Instruction - Give all of the lines again exactly as they read.

Provided records -
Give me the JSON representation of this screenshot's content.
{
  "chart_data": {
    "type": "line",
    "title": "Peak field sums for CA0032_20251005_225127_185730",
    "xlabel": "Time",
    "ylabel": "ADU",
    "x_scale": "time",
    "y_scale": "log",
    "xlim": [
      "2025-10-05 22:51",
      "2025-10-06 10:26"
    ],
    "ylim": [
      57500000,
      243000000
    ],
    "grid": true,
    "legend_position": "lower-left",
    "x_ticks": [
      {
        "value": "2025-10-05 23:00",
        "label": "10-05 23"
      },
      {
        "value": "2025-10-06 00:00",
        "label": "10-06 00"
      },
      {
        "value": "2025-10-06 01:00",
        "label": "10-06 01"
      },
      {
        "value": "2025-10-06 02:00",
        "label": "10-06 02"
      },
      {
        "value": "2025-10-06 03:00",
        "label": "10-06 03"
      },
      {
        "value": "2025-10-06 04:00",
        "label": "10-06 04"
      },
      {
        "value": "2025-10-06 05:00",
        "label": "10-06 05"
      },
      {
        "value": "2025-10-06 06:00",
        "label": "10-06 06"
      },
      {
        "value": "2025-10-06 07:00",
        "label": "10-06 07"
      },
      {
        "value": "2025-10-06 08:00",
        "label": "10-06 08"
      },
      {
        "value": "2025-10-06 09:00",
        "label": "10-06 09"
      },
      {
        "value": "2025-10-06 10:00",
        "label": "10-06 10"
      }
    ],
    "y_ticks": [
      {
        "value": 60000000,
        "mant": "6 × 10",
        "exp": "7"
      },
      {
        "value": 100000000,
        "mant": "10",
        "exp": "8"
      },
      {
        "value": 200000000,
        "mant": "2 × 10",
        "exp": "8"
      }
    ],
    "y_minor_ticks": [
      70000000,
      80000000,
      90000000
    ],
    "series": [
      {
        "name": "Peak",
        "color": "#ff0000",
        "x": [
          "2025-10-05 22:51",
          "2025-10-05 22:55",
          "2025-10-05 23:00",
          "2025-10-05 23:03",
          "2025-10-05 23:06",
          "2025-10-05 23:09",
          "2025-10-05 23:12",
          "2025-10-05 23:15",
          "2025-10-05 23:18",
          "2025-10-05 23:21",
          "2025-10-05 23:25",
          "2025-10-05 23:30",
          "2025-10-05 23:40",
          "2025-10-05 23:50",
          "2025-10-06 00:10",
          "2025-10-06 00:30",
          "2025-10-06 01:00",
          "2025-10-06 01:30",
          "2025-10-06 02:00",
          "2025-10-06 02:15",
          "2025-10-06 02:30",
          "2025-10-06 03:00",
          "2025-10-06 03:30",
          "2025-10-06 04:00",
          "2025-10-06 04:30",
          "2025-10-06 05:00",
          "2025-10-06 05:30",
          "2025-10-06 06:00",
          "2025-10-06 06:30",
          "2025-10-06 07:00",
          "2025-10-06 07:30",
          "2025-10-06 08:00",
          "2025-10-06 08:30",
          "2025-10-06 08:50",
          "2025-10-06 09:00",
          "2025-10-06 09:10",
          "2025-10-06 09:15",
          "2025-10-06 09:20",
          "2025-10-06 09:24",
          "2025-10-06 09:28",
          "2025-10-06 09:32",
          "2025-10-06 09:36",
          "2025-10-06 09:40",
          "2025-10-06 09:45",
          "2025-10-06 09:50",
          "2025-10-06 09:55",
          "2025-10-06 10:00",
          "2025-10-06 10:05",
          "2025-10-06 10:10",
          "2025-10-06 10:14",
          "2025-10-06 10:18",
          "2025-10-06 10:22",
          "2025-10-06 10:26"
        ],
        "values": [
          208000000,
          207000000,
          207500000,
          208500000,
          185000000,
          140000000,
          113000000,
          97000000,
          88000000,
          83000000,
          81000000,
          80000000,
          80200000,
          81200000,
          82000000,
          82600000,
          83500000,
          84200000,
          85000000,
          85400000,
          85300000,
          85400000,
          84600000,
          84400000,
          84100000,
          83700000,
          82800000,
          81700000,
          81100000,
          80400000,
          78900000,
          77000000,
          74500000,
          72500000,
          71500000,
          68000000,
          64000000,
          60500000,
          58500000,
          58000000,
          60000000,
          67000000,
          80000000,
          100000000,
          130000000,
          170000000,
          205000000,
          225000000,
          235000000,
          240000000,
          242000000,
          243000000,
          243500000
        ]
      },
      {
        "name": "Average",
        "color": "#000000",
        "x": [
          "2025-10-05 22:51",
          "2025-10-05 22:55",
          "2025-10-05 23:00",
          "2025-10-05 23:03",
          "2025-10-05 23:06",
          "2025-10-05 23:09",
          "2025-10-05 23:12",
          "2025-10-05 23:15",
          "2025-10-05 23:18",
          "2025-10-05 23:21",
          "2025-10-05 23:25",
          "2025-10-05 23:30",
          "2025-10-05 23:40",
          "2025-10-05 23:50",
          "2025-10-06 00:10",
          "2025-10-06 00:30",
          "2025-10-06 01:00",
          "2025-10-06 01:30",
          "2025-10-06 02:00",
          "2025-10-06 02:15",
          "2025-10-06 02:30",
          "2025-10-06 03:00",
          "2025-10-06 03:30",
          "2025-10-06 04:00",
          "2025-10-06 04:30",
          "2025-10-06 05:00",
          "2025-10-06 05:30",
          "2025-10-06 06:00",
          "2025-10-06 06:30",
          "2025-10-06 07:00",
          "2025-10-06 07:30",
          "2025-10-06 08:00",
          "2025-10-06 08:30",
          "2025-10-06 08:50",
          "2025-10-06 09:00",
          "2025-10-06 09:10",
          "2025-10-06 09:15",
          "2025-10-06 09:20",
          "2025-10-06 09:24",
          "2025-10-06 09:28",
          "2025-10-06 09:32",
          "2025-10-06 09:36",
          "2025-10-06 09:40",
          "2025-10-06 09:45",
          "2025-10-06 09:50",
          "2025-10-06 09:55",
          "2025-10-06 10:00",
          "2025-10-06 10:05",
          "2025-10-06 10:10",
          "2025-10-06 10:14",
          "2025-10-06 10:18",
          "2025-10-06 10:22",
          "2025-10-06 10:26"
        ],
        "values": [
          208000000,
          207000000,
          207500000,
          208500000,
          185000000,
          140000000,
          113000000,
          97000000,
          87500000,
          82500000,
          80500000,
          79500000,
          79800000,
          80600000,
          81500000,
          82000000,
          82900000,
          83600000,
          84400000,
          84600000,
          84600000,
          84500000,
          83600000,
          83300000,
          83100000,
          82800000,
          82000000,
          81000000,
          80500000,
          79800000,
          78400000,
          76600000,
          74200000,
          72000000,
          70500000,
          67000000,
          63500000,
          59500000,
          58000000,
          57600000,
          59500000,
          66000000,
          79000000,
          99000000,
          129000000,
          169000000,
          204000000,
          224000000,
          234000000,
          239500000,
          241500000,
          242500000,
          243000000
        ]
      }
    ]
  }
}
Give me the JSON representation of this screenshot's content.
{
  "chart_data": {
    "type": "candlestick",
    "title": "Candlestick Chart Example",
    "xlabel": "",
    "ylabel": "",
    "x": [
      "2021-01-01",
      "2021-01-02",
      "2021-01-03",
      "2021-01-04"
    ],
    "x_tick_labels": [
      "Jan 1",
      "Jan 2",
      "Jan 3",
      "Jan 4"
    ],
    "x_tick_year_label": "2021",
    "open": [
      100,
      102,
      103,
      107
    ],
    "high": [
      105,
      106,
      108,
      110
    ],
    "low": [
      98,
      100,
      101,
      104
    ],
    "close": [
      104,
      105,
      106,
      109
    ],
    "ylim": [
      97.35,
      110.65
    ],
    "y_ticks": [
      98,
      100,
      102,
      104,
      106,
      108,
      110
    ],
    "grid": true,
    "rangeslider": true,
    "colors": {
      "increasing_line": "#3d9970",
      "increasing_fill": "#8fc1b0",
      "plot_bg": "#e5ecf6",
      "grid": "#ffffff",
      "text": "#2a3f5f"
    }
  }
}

Result of this exercise -
Give me the JSON representation of this screenshot's content.
{
  "chart_data": {
    "type": "line",
    "title": "Peak field sums for CA0032_20251005_225127_185730",
    "xlabel": "Time",
    "ylabel": "ADU",
    "x_scale": "time",
    "y_scale": "log",
    "xlim": [
      "2025-10-05 22:51",
      "2025-10-06 10:26"
    ],
    "ylim": [
      57500000,
      243000000
    ],
    "grid": true,
    "legend_position": "lower-left",
    "x_ticks": [
      {
        "value": "2025-10-05 23:00",
        "label": "10-05 23"
      },
      {
        "value": "2025-10-06 00:00",
        "label": "10-06 00"
      },
      {
        "value": "2025-10-06 01:00",
        "label": "10-06 01"
      },
      {
        "value": "2025-10-06 02:00",
        "label": "10-06 02"
      },
      {
        "value": "2025-10-06 03:00",
        "label": "10-06 03"
      },
      {
        "value": "2025-10-06 04:00",
        "label": "10-06 04"
      },
      {
        "value": "2025-10-06 05:00",
        "label": "10-06 05"
      },
      {
        "value": "2025-10-06 06:00",
        "label": "10-06 06"
      },
      {
        "value": "2025-10-06 07:00",
        "label": "10-06 07"
      },
      {
        "value": "2025-10-06 08:00",
        "label": "10-06 08"
      },
      {
        "value": "2025-10-06 09:00",
        "label": "10-06 09"
      },
      {
        "value": "2025-10-06 10:00",
        "label": "10-06 10"
      }
    ],
    "y_ticks": [
      {
        "value": 60000000,
        "mant": "6 × 10",
        "exp": "7"
      },
      {
        "value": 100000000,
        "mant": "10",
        "exp": "8"
      },
      {
        "value": 200000000,
        "mant": "2 × 10",
        "exp": "8"
      }
    ],
    "y_minor_ticks": [
      70000000,
      80000000,
      90000000
    ],
    "series": [
      {
        "name": "Peak",
        "color": "#ff0000",
        "x": [
          "2025-10-05 22:51",
          "2025-10-05 22:55",
          "2025-10-05 23:00",
          "2025-10-05 23:03",
          "2025-10-05 23:06",
          "2025-10-05 23:09",
          "2025-10-05 23:12",
          "2025-10-05 23:15",
          "2025-10-05 23:18",
          "2025-10-05 23:21",
          "2025-10-05 23:25",
          "2025-10-05 23:30",
          "2025-10-05 23:40",
          "2025-10-05 23:50",
          "2025-10-06 00:10",
          "2025-10-06 00:30",
          "2025-10-06 01:00",
          "2025-10-06 01:30",
          "2025-10-06 02:00",
          "2025-10-06 02:15",
          "2025-10-06 02:30",
          "2025-10-06 03:00",
          "2025-10-06 03:30",
          "2025-10-06 04:00",
          "2025-10-06 04:30",
          "2025-10-06 05:00",
          "2025-10-06 05:30",
          "2025-10-06 06:00",
          "2025-10-06 06:30",
          "2025-10-06 07:00",
          "2025-10-06 07:30",
          "2025-10-06 08:00",
          "2025-10-06 08:30",
          "2025-10-06 08:50",
          "2025-10-06 09:00",
          "2025-10-06 09:10",
          "2025-10-06 09:15",
          "2025-10-06 09:20",
          "2025-10-06 09:24",
          "2025-10-06 09:28",
          "2025-10-06 09:32",
          "2025-10-06 09:36",
          "2025-10-06 09:40",
          "2025-10-06 09:45",
          "2025-10-06 09:50",
          "2025-10-06 09:55",
          "2025-10-06 10:00",
          "2025-10-06 10:05",
          "2025-10-06 10:10",
          "2025-10-06 10:14",
          "2025-10-06 10:18",
          "2025-10-06 10:22",
          "2025-10-06 10:26"
        ],
        "values": [
          208000000,
          207000000,
          207500000,
          208500000,
          185000000,
          140000000,
          113000000,
          97000000,
          88000000,
          83000000,
          81000000,
          80000000,
          80200000,
          81200000,
          82000000,
          82600000,
          83500000,
          84200000,
          85000000,
          85400000,
          85300000,
          85400000,
          84600000,
          84400000,
          84100000,
          83700000,
          82800000,
          81700000,
          81100000,
          80400000,
          78900000,
          77000000,
          74500000,
          72500000,
          71500000,
          68000000,
          64000000,
          60500000,
          58500000,
          58000000,
          60000000,
          67000000,
          80000000,
          100000000,
          130000000,
          170000000,
          205000000,
          225000000,
          235000000,
          240000000,
          242000000,
          243000000,
          243500000
        ]
      },
      {
        "name": "Average",
        "color": "#000000",
        "x": [
          "2025-10-05 22:51",
          "2025-10-05 22:55",
          "2025-10-05 23:00",
          "2025-10-05 23:03",
          "2025-10-05 23:06",
          "2025-10-05 23:09",
          "2025-10-05 23:12",
          "2025-10-05 23:15",
          "2025-10-05 23:18",
          "2025-10-05 23:21",
          "2025-10-05 23:25",
          "2025-10-05 23:30",
          "2025-10-05 23:40",
          "2025-10-05 23:50",
          "2025-10-06 00:10",
          "2025-10-06 00:30",
          "2025-10-06 01:00",
          "2025-10-06 01:30",
          "2025-10-06 02:00",
          "2025-10-06 02:15",
          "2025-10-06 02:30",
          "2025-10-06 03:00",
          "2025-10-06 03:30",
          "2025-10-06 04:00",
          "2025-10-06 04:30",
          "2025-10-06 05:00",
          "2025-10-06 05:30",
          "2025-10-06 06:00",
          "2025-10-06 06:30",
          "2025-10-06 07:00",
          "2025-10-06 07:30",
          "2025-10-06 08:00",
          "2025-10-06 08:30",
          "2025-10-06 08:50",
          "2025-10-06 09:00",
          "2025-10-06 09:10",
          "2025-10-06 09:15",
          "2025-10-06 09:20",
          "2025-10-06 09:24",
          "2025-10-06 09:28",
          "2025-10-06 09:32",
          "2025-10-06 09:36",
          "2025-10-06 09:40",
          "2025-10-06 09:45",
          "2025-10-06 09:50",
          "2025-10-06 09:55",
          "2025-10-06 10:00",
          "2025-10-06 10:05",
          "2025-10-06 10:10",
          "2025-10-06 10:14",
          "2025-10-06 10:18",
          "2025-10-06 10:22",
          "2025-10-06 10:26"
        ],
        "values": [
          208000000,
          207000000,
          207500000,
          208500000,
          185000000,
          140000000,
          113000000,
          97000000,
          87500000,
          82500000,
          80500000,
          79500000,
          79800000,
          80600000,
          81500000,
          82000000,
          82900000,
          83600000,
          84400000,
          84600000,
          84600000,
          84500000,
          83600000,
          83300000,
          83100000,
          82800000,
          82000000,
          81000000,
          80500000,
          79800000,
          78400000,
          76600000,
          74200000,
          72000000,
          70500000,
          67000000,
          63500000,
          59500000,
          58000000,
          57600000,
          59500000,
          66000000,
          79000000,
          99000000,
          129000000,
          169000000,
          204000000,
          224000000,
          234000000,
          239500000,
          241500000,
          242500000,
          243000000
        ]
      }
    ]
  }
}
Give me the JSON representation of this screenshot's content.
{
  "chart_data": {
    "type": "candlestick",
    "title": "Candlestick Chart Example",
    "xlabel": "",
    "ylabel": "",
    "x": [
      "2021-01-01",
      "2021-01-02",
      "2021-01-03",
      "2021-01-04"
    ],
    "x_tick_labels": [
      "Jan 1",
      "Jan 2",
      "Jan 3",
      "Jan 4"
    ],
    "x_tick_year_label": "2021",
    "open": [
      100,
      102,
      103,
      107
    ],
    "high": [
      105,
      106,
      108,
      110
    ],
    "low": [
      98,
      100,
      101,
      104
    ],
    "close": [
      104,
      105,
      106,
      109
    ],
    "ylim": [
      97.35,
      110.65
    ],
    "y_ticks": [
      98,
      100,
      102,
      104,
      106,
      108,
      110
    ],
    "grid": true,
    "rangeslider": true,
    "colors": {
      "increasing_line": "#3d9970",
      "increasing_fill": "#8fc1b0",
      "plot_bg": "#e5ecf6",
      "grid": "#ffffff",
      "text": "#2a3f5f"
    }
  }
}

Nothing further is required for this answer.